→ Work required
Starting at the line that contains "Read out every word on this page.", write out every line through the last one in the records below, word for word. Leave out any pictures.

-------

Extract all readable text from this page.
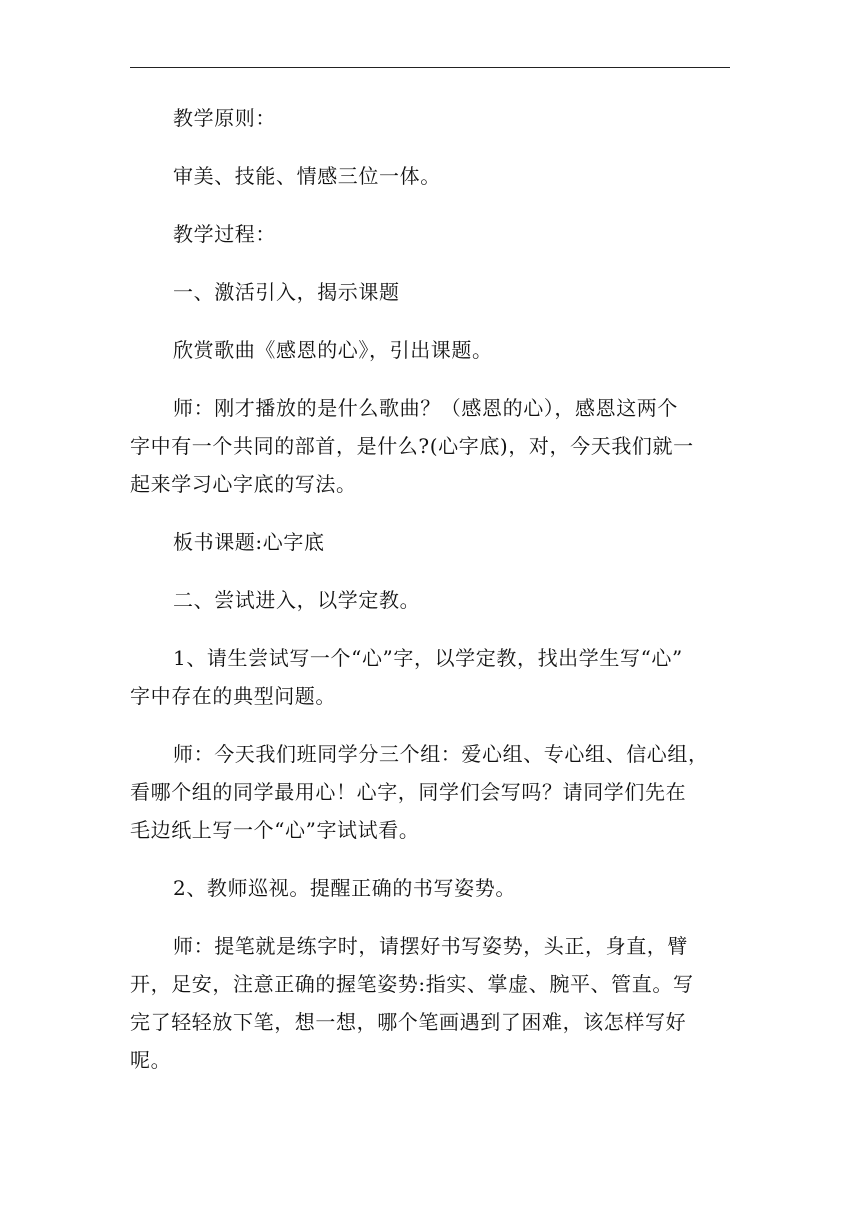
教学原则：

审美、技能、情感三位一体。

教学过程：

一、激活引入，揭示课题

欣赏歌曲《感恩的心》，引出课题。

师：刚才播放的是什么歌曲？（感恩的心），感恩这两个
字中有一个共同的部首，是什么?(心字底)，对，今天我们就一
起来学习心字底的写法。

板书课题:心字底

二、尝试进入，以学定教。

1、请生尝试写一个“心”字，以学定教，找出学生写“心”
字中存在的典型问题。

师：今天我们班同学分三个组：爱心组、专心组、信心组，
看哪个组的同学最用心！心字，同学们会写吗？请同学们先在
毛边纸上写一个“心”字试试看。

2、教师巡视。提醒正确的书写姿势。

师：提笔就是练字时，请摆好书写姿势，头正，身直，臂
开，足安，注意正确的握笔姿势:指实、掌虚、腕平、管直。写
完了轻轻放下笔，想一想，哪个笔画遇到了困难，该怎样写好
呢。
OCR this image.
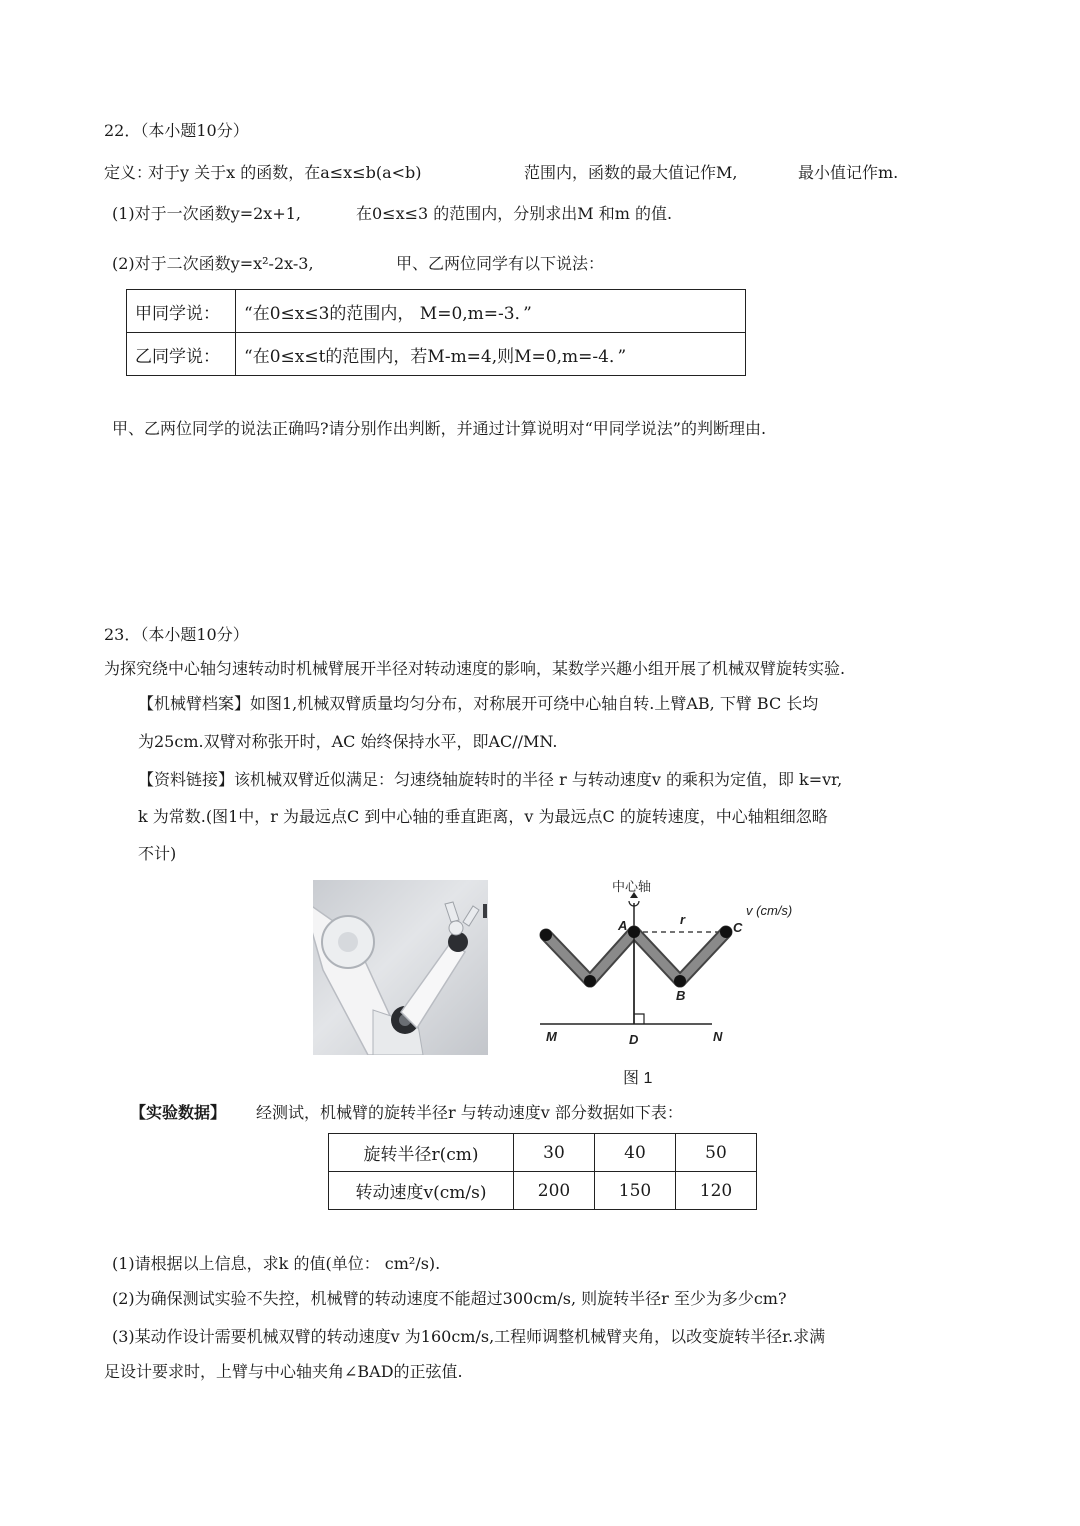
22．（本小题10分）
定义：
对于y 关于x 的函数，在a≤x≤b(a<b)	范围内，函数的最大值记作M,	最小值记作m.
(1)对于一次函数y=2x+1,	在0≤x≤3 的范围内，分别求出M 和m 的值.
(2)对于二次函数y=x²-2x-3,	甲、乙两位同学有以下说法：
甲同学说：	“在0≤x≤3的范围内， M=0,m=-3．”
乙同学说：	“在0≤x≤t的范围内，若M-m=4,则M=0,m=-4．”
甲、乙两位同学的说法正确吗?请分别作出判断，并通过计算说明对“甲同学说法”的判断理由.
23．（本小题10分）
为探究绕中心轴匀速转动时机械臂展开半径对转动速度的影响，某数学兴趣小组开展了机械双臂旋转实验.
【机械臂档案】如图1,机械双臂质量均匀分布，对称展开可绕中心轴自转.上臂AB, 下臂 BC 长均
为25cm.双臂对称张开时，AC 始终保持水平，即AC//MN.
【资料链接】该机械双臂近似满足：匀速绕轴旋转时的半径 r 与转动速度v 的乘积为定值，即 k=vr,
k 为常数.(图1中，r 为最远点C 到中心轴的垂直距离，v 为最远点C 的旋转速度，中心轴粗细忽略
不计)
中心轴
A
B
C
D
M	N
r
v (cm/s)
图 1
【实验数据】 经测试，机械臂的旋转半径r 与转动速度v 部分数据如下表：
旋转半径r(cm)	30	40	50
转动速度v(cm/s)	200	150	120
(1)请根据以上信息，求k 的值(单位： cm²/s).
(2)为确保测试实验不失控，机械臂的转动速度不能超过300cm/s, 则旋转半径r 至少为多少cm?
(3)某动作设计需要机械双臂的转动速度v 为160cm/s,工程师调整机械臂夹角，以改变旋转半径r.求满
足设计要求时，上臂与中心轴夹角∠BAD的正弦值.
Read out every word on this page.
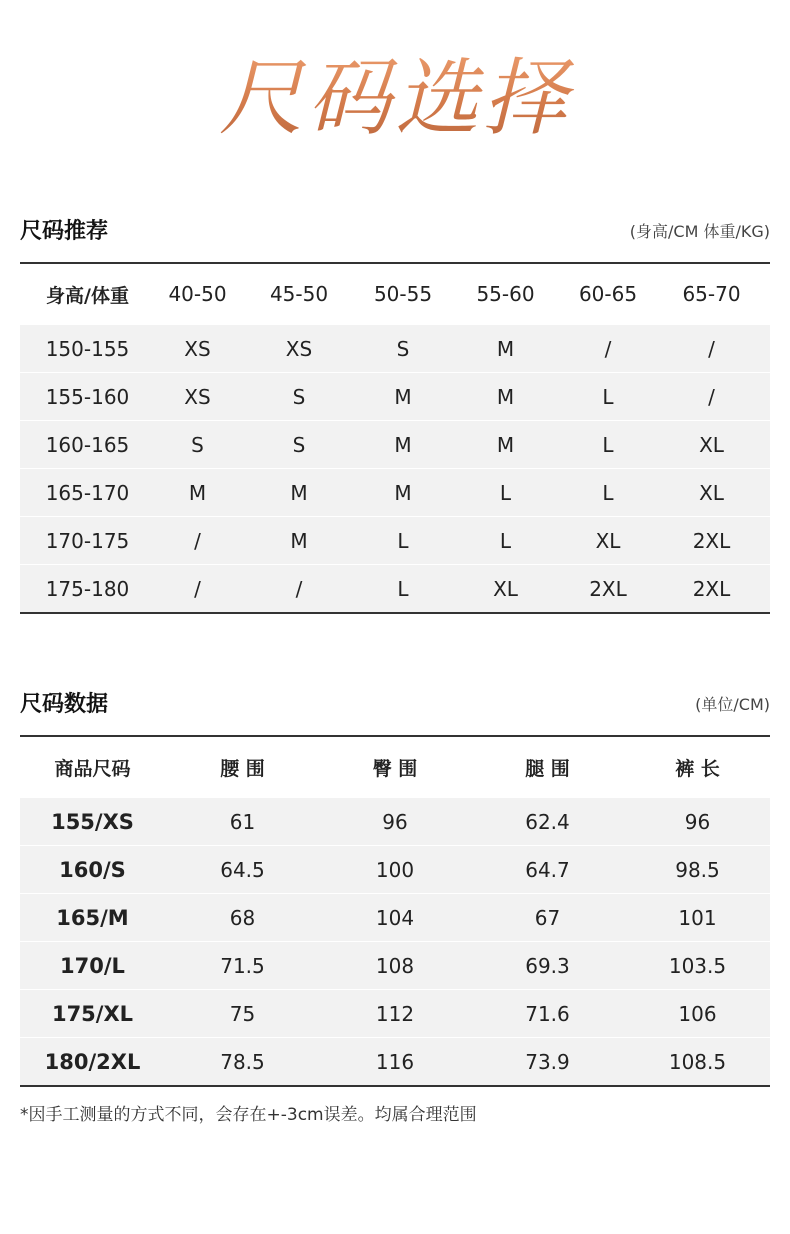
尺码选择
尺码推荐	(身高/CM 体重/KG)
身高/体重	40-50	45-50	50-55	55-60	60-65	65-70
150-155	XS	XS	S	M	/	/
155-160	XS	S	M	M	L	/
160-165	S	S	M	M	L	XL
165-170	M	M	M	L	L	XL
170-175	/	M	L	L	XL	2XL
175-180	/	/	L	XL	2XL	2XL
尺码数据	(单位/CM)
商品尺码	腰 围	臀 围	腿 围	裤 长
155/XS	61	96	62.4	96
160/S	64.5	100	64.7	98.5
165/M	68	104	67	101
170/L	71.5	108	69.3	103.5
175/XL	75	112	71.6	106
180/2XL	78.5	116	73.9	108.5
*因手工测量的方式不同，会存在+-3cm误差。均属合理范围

-------

→ Solution to this problem
Read out every word on this page.
尺码选择
尺码推荐	(身高/CM 体重/KG)
身高/体重	40-50	45-50	50-55	55-60	60-65	65-70
150-155	XS	XS	S	M	/	/
155-160	XS	S	M	M	L	/
160-165	S	S	M	M	L	XL
165-170	M	M	M	L	L	XL
170-175	/	M	L	L	XL	2XL
175-180	/	/	L	XL	2XL	2XL
尺码数据	(单位/CM)
商品尺码	腰 围	臀 围	腿 围	裤 长
155/XS	61	96	62.4	96
160/S	64.5	100	64.7	98.5
165/M	68	104	67	101
170/L	71.5	108	69.3	103.5
175/XL	75	112	71.6	106
180/2XL	78.5	116	73.9	108.5
*因手工测量的方式不同，会存在+-3cm误差。均属合理范围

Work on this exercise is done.